[SET EXERCISE]: Where a line in the listing below contains the word "tehdä", copy that line.

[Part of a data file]
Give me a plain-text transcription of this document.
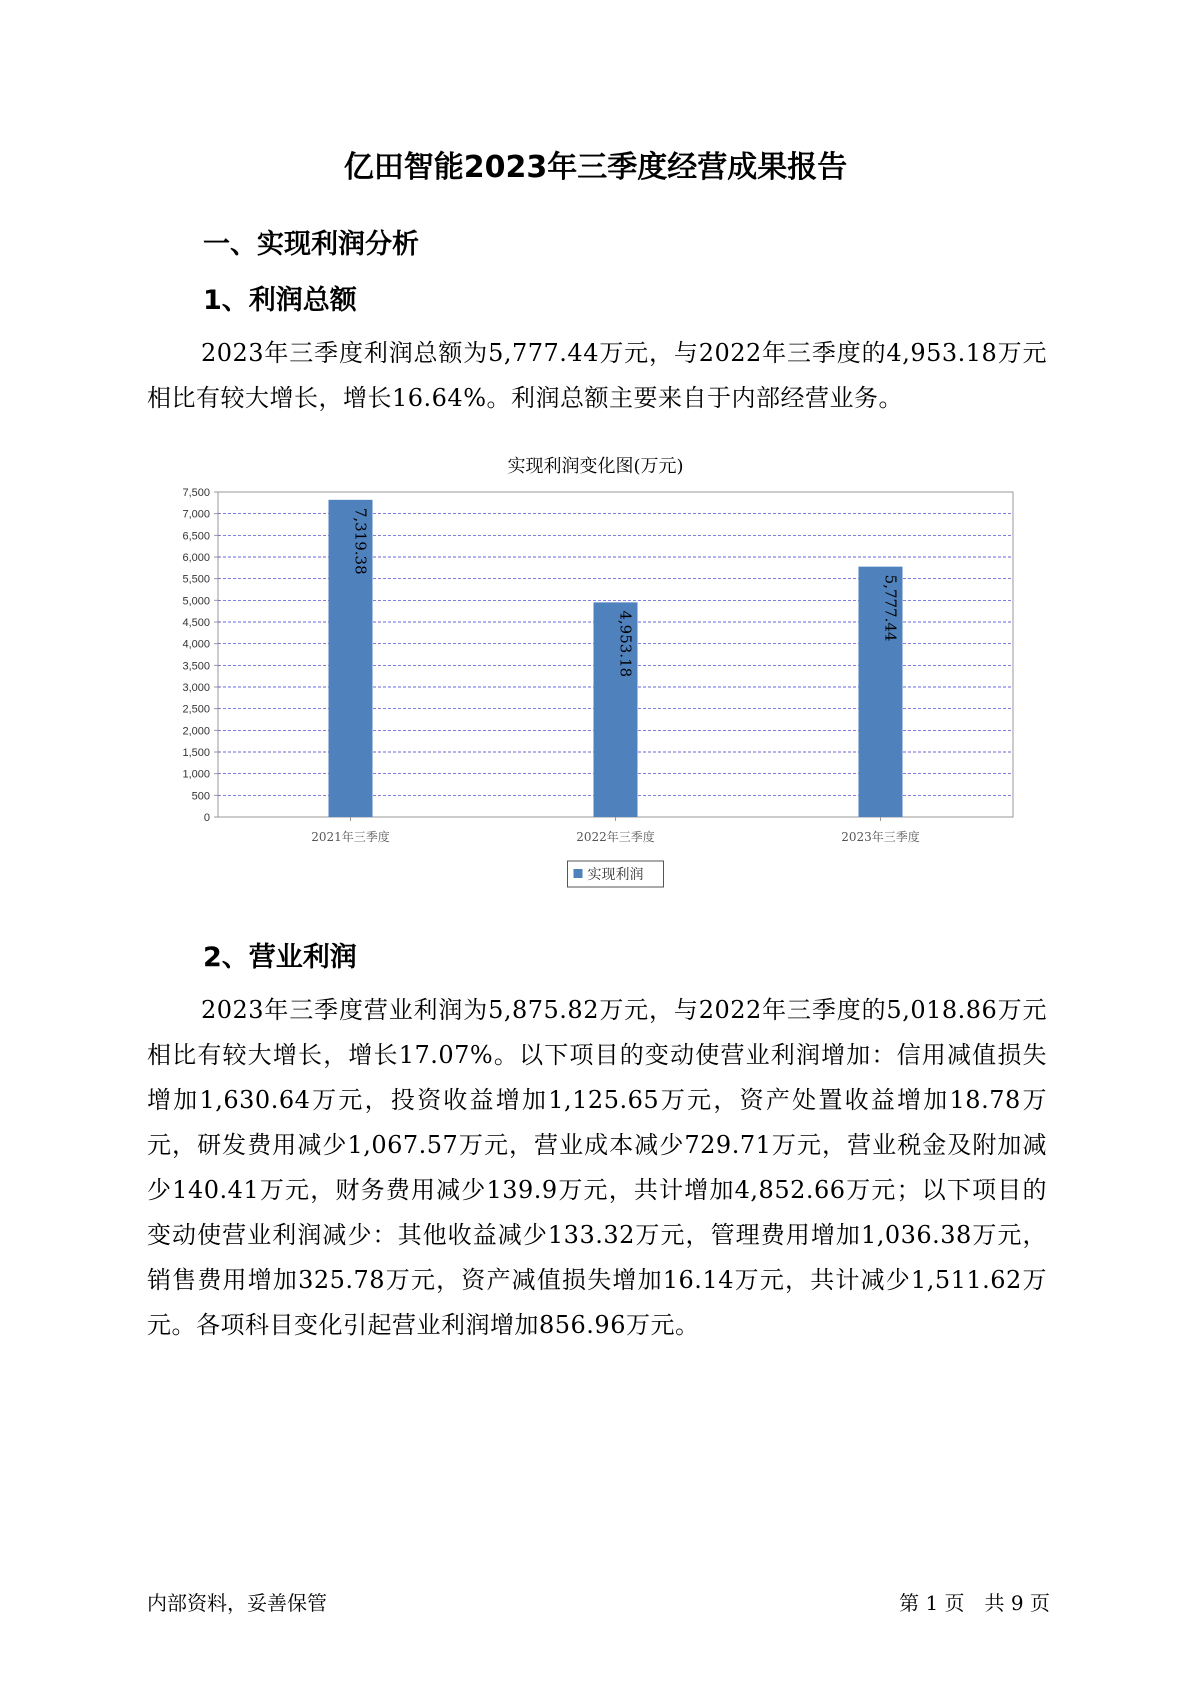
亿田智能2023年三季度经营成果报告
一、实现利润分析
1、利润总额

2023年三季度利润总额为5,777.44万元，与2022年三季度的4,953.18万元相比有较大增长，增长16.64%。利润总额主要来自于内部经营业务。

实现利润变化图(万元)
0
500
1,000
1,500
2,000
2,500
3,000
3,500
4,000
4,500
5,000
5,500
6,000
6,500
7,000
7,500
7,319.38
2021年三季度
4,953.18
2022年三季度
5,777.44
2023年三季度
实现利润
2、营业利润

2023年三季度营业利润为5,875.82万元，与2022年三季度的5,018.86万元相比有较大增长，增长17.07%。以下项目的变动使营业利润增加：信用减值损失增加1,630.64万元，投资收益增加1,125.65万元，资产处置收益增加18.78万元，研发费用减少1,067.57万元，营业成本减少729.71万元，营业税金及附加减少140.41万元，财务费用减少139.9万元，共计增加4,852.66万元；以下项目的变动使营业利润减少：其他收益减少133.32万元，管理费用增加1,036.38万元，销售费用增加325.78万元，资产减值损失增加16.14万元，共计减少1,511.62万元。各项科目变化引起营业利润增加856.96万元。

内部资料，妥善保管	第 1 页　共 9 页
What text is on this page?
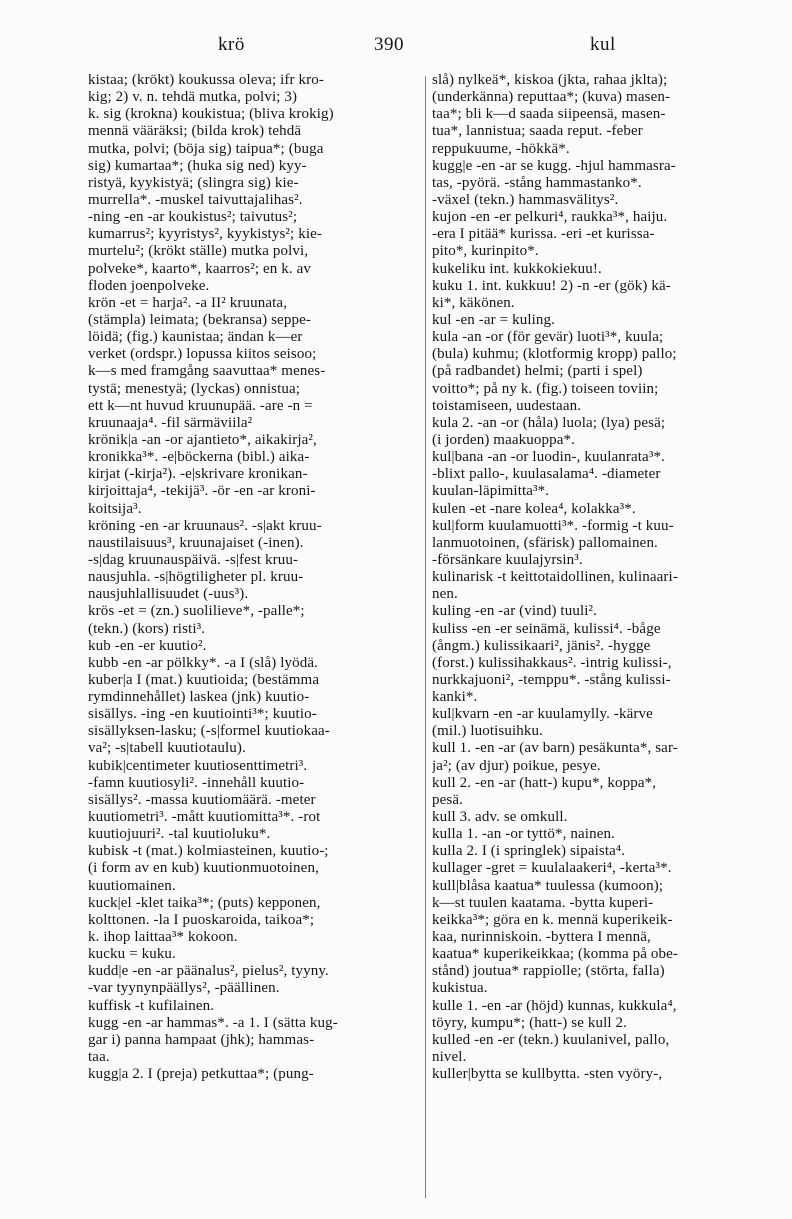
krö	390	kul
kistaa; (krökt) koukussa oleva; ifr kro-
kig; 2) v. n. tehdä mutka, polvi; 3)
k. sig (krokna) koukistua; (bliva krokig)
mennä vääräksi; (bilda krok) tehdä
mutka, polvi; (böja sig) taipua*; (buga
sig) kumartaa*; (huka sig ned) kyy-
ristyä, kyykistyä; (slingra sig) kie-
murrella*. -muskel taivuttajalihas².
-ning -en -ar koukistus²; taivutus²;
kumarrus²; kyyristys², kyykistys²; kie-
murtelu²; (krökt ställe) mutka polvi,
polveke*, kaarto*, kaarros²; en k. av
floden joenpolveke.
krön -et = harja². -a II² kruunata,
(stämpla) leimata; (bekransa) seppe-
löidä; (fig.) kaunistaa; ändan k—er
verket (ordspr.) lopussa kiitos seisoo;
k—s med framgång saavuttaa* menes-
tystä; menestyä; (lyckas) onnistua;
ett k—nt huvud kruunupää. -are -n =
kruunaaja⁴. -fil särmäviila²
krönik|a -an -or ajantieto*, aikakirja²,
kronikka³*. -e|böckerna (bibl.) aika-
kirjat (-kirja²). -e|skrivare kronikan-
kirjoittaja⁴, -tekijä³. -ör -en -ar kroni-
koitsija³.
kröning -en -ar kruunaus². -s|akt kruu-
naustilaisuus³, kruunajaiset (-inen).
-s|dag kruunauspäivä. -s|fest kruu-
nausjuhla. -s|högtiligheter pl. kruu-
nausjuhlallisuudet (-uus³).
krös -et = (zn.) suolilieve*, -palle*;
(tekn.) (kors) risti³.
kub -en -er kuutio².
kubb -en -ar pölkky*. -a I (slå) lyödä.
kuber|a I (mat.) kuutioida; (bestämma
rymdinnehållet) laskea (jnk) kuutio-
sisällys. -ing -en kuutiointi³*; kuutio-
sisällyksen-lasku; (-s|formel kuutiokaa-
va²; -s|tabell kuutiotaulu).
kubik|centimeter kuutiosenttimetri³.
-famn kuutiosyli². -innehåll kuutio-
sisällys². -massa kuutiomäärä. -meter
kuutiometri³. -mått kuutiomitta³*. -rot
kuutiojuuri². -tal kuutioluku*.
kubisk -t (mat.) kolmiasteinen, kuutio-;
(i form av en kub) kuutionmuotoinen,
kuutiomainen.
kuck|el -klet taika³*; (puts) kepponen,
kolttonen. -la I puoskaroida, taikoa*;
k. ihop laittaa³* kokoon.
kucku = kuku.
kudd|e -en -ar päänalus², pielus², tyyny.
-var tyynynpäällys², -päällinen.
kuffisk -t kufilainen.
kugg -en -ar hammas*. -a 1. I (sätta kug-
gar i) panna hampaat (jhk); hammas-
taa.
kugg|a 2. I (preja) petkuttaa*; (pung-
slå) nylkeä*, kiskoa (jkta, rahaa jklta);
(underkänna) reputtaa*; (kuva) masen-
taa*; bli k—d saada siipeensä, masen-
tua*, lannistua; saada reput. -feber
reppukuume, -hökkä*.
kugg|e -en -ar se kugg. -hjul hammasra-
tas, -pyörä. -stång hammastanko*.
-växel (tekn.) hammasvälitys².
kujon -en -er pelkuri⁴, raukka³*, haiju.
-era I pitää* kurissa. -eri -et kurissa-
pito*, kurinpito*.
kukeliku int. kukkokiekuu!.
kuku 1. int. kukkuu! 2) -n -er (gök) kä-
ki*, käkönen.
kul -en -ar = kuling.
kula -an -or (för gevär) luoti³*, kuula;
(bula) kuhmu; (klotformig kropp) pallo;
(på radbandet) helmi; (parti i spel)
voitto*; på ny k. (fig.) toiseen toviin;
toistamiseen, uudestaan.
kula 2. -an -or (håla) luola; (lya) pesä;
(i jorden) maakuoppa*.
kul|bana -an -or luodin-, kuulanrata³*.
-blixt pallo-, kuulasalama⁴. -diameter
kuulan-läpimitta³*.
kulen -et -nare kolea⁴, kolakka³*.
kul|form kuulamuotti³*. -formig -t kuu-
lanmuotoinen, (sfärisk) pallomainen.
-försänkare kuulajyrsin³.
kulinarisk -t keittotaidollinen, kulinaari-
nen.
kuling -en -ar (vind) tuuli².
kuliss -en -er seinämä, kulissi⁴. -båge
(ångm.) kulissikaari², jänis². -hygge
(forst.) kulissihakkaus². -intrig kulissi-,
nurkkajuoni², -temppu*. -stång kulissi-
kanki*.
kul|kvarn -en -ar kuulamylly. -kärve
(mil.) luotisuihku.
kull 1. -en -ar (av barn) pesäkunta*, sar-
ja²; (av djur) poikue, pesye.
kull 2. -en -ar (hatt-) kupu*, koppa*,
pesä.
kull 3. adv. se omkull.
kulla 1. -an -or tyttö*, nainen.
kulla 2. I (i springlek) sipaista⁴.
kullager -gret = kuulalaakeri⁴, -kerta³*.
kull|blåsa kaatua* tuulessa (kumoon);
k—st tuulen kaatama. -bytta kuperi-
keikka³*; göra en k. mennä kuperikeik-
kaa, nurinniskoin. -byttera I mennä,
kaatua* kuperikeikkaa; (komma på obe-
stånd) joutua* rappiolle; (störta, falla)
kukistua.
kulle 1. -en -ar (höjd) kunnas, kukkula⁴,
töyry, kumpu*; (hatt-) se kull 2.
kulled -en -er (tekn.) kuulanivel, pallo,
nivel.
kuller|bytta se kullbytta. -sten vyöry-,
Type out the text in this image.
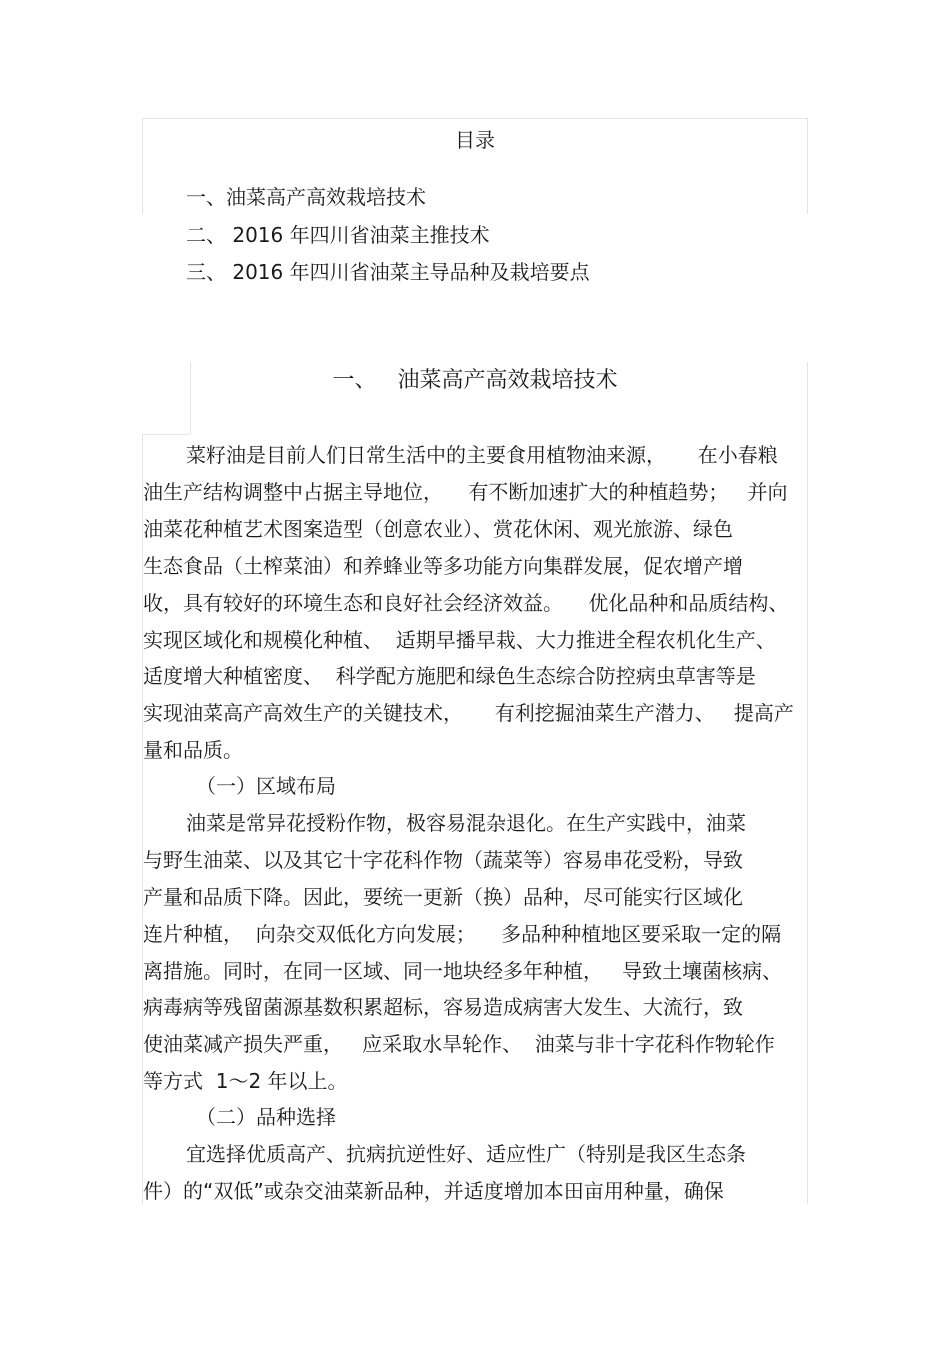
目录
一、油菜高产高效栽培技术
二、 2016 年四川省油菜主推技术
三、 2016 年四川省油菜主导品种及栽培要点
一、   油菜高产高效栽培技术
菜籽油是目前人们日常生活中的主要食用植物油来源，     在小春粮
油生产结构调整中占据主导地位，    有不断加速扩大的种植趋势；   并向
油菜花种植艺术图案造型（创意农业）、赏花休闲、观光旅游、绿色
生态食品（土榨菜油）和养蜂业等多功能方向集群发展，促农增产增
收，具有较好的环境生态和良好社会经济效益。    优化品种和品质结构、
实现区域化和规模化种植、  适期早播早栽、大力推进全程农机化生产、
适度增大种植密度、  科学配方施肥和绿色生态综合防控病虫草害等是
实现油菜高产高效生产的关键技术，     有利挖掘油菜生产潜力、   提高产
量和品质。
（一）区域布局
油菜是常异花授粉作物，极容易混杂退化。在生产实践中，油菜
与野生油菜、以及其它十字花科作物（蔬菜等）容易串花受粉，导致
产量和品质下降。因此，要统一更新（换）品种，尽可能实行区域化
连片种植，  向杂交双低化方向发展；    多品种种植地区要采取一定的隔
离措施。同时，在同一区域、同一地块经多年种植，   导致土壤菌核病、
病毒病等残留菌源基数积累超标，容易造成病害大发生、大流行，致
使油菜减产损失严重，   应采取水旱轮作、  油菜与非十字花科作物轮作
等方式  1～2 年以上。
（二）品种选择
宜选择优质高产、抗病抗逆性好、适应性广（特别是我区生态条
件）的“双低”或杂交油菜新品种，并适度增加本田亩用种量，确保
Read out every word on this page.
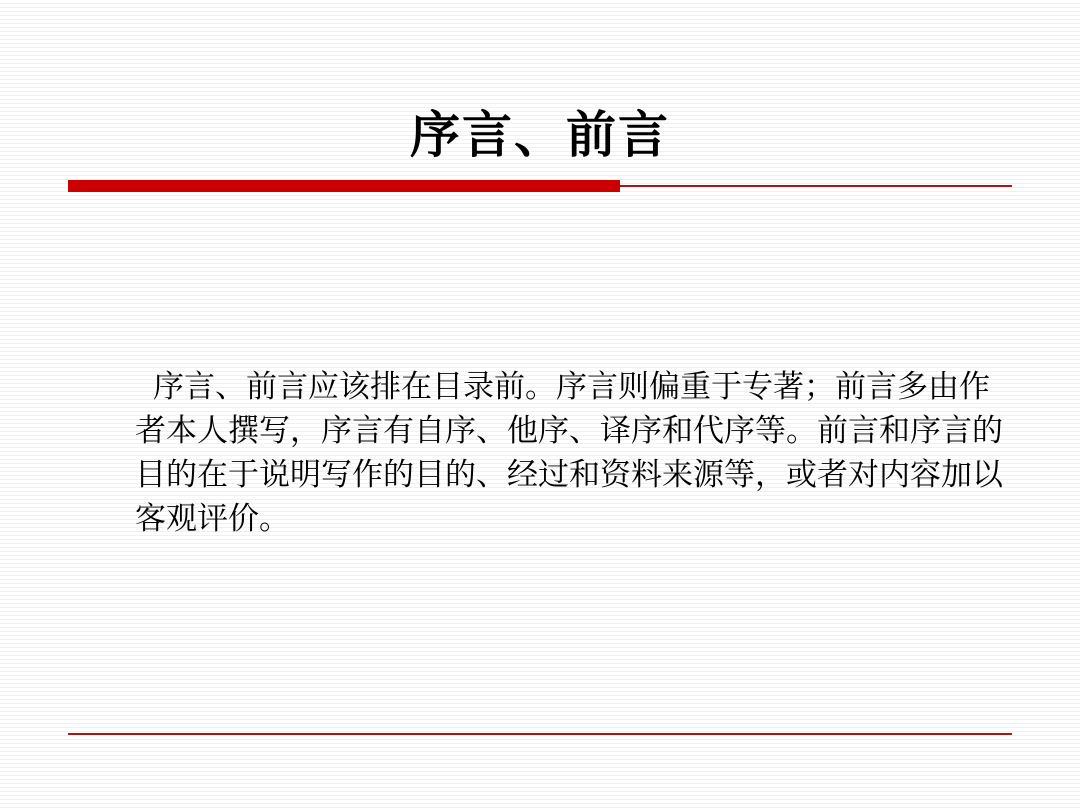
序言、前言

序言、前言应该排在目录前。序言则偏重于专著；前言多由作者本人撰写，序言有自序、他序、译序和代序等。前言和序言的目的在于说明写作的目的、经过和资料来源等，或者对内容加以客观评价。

[TASK OUTPUT]:
kig; 2) v. n. tehdä mutka, polvi; 3)
mennä vääräksi; (bilda krok) tehdä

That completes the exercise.